▶ _Aim_
Find each line with the string "mind" and copy it.

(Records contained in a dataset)
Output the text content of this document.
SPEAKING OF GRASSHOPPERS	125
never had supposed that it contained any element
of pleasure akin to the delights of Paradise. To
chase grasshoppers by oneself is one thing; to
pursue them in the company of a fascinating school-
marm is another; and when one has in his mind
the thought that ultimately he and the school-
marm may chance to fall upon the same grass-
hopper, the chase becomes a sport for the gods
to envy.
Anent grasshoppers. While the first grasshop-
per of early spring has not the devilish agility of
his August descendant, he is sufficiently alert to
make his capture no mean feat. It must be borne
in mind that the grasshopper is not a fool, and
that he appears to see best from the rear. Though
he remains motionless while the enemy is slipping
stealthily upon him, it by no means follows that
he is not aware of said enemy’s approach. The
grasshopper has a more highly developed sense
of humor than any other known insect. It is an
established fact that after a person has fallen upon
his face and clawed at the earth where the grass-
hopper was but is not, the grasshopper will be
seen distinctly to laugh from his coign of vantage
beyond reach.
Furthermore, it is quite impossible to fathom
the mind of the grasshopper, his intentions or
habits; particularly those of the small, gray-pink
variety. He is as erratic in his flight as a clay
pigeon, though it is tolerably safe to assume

▶ _Task result_
marm is another; and when one has in his mind
in mind that the grasshopper is not a fool, and
the mind of the grasshopper, his intentions or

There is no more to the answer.